Problem statement >> Without pictures, output exactly the lines running from the line containing "Extract all readable text from this page." to the end of the listing below.

──────── Record excerpts

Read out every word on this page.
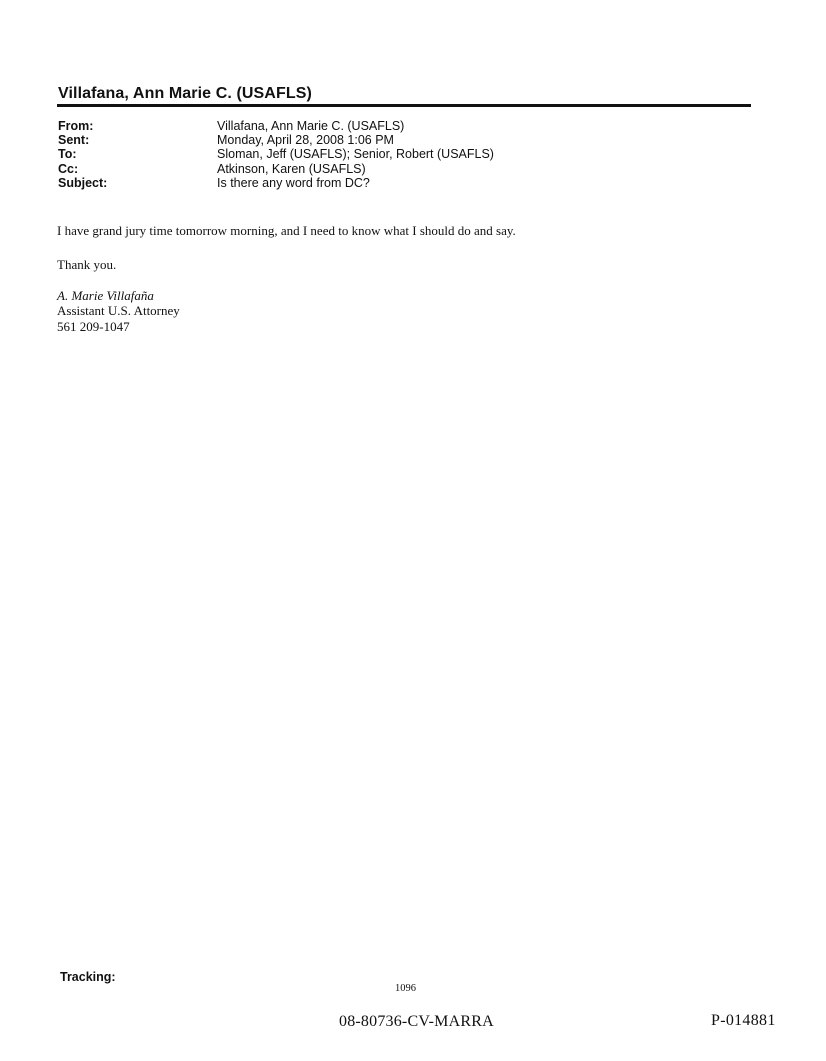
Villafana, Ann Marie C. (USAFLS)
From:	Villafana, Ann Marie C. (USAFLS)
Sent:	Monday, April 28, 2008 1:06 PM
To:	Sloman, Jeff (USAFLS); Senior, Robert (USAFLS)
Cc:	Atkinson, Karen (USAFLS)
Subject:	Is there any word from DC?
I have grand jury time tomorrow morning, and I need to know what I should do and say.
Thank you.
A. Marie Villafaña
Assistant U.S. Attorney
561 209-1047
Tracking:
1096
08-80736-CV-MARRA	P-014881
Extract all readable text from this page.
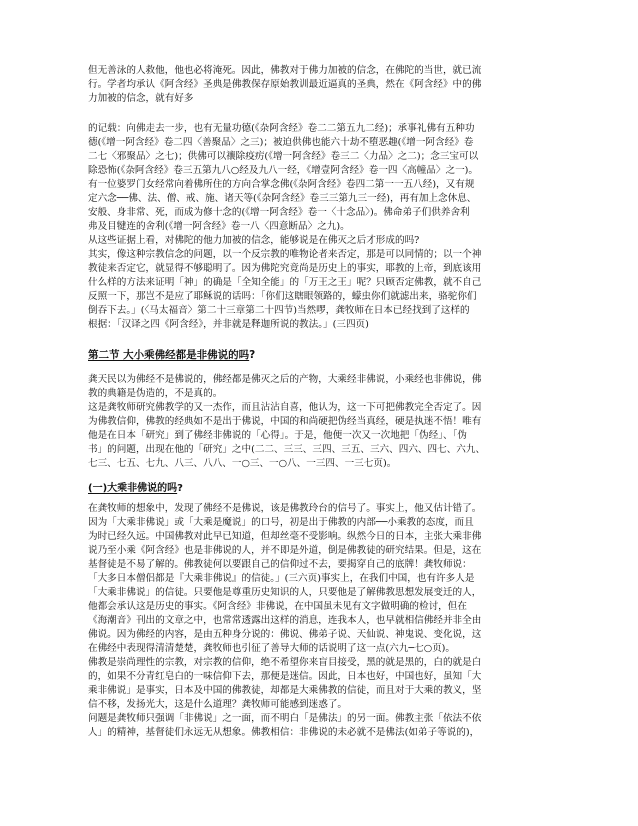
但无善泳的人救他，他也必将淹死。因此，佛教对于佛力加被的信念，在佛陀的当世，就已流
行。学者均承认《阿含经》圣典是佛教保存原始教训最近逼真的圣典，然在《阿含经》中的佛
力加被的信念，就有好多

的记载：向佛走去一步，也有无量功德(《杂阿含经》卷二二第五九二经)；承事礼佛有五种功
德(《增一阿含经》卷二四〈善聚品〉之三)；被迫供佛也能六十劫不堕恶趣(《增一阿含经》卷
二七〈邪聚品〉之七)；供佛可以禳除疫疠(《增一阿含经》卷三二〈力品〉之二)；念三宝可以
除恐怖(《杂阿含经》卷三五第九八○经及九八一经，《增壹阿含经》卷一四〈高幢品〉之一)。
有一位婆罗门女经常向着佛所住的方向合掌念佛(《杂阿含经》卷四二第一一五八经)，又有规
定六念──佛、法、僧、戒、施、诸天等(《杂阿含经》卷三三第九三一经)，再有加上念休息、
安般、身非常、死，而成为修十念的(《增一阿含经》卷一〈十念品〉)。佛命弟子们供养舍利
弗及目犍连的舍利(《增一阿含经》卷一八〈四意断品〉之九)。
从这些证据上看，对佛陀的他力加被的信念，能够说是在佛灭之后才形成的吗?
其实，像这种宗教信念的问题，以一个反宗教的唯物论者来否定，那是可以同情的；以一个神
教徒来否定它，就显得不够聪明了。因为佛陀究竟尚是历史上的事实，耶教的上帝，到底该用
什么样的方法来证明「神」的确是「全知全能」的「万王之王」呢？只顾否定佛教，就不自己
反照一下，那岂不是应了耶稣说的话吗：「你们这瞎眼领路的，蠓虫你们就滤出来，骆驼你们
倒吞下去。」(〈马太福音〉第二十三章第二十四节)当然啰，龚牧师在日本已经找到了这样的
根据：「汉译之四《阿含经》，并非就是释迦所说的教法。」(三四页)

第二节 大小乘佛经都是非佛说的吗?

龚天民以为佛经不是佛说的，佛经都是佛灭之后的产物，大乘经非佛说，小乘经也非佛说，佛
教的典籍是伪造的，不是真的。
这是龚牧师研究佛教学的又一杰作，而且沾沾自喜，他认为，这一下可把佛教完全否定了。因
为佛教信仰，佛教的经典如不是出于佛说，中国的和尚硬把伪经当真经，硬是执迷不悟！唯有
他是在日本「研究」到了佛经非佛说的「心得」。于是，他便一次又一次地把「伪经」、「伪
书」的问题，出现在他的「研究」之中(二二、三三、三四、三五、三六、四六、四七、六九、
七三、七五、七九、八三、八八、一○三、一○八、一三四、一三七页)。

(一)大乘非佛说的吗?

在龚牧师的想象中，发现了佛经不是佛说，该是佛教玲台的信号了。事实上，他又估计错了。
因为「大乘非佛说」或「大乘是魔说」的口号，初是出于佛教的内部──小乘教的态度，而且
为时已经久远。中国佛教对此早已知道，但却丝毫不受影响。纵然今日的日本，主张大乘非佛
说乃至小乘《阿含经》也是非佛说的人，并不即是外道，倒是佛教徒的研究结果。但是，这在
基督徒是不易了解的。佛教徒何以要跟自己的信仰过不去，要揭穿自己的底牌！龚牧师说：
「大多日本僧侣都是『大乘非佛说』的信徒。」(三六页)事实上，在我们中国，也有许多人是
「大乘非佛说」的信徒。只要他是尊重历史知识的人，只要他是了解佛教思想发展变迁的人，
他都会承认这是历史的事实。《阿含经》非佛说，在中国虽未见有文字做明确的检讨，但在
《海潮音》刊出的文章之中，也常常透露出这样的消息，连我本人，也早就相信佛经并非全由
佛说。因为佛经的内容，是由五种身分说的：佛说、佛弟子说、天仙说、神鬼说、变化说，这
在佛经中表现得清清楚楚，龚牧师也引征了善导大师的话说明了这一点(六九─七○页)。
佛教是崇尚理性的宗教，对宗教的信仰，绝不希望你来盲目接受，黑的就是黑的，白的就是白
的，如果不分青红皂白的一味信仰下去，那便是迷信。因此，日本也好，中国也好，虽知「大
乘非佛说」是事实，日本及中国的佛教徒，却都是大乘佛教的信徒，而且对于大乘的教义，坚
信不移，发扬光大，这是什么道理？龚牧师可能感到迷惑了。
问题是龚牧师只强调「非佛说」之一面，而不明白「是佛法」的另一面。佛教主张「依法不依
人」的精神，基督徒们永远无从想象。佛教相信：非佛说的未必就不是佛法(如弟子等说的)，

────────────────

Solution to this task >>
Extract all readable text from this page.
但无善泳的人救他，他也必将淹死。因此，佛教对于佛力加被的信念，在佛陀的当世，就已流
行。学者均承认《阿含经》圣典是佛教保存原始教训最近逼真的圣典，然在《阿含经》中的佛
力加被的信念，就有好多

的记载：向佛走去一步，也有无量功德(《杂阿含经》卷二二第五九二经)；承事礼佛有五种功
德(《增一阿含经》卷二四〈善聚品〉之三)；被迫供佛也能六十劫不堕恶趣(《增一阿含经》卷
二七〈邪聚品〉之七)；供佛可以禳除疫疠(《增一阿含经》卷三二〈力品〉之二)；念三宝可以
除恐怖(《杂阿含经》卷三五第九八○经及九八一经，《增壹阿含经》卷一四〈高幢品〉之一)。
有一位婆罗门女经常向着佛所住的方向合掌念佛(《杂阿含经》卷四二第一一五八经)，又有规
定六念──佛、法、僧、戒、施、诸天等(《杂阿含经》卷三三第九三一经)，再有加上念休息、
安般、身非常、死，而成为修十念的(《增一阿含经》卷一〈十念品〉)。佛命弟子们供养舍利
弗及目犍连的舍利(《增一阿含经》卷一八〈四意断品〉之九)。
从这些证据上看，对佛陀的他力加被的信念，能够说是在佛灭之后才形成的吗?
其实，像这种宗教信念的问题，以一个反宗教的唯物论者来否定，那是可以同情的；以一个神
教徒来否定它，就显得不够聪明了。因为佛陀究竟尚是历史上的事实，耶教的上帝，到底该用
什么样的方法来证明「神」的确是「全知全能」的「万王之王」呢？只顾否定佛教，就不自己
反照一下，那岂不是应了耶稣说的话吗：「你们这瞎眼领路的，蠓虫你们就滤出来，骆驼你们
倒吞下去。」(〈马太福音〉第二十三章第二十四节)当然啰，龚牧师在日本已经找到了这样的
根据：「汉译之四《阿含经》，并非就是释迦所说的教法。」(三四页)

第二节 大小乘佛经都是非佛说的吗?

龚天民以为佛经不是佛说的，佛经都是佛灭之后的产物，大乘经非佛说，小乘经也非佛说，佛
教的典籍是伪造的，不是真的。
这是龚牧师研究佛教学的又一杰作，而且沾沾自喜，他认为，这一下可把佛教完全否定了。因
为佛教信仰，佛教的经典如不是出于佛说，中国的和尚硬把伪经当真经，硬是执迷不悟！唯有
他是在日本「研究」到了佛经非佛说的「心得」。于是，他便一次又一次地把「伪经」、「伪
书」的问题，出现在他的「研究」之中(二二、三三、三四、三五、三六、四六、四七、六九、
七三、七五、七九、八三、八八、一○三、一○八、一三四、一三七页)。

(一)大乘非佛说的吗?

在龚牧师的想象中，发现了佛经不是佛说，该是佛教玲台的信号了。事实上，他又估计错了。
因为「大乘非佛说」或「大乘是魔说」的口号，初是出于佛教的内部──小乘教的态度，而且
为时已经久远。中国佛教对此早已知道，但却丝毫不受影响。纵然今日的日本，主张大乘非佛
说乃至小乘《阿含经》也是非佛说的人，并不即是外道，倒是佛教徒的研究结果。但是，这在
基督徒是不易了解的。佛教徒何以要跟自己的信仰过不去，要揭穿自己的底牌！龚牧师说：
「大多日本僧侣都是『大乘非佛说』的信徒。」(三六页)事实上，在我们中国，也有许多人是
「大乘非佛说」的信徒。只要他是尊重历史知识的人，只要他是了解佛教思想发展变迁的人，
他都会承认这是历史的事实。《阿含经》非佛说，在中国虽未见有文字做明确的检讨，但在
《海潮音》刊出的文章之中，也常常透露出这样的消息，连我本人，也早就相信佛经并非全由
佛说。因为佛经的内容，是由五种身分说的：佛说、佛弟子说、天仙说、神鬼说、变化说，这
在佛经中表现得清清楚楚，龚牧师也引征了善导大师的话说明了这一点(六九─七○页)。
佛教是崇尚理性的宗教，对宗教的信仰，绝不希望你来盲目接受，黑的就是黑的，白的就是白
的，如果不分青红皂白的一味信仰下去，那便是迷信。因此，日本也好，中国也好，虽知「大
乘非佛说」是事实，日本及中国的佛教徒，却都是大乘佛教的信徒，而且对于大乘的教义，坚
信不移，发扬光大，这是什么道理？龚牧师可能感到迷惑了。
问题是龚牧师只强调「非佛说」之一面，而不明白「是佛法」的另一面。佛教主张「依法不依
人」的精神，基督徒们永远无从想象。佛教相信：非佛说的未必就不是佛法(如弟子等说的)，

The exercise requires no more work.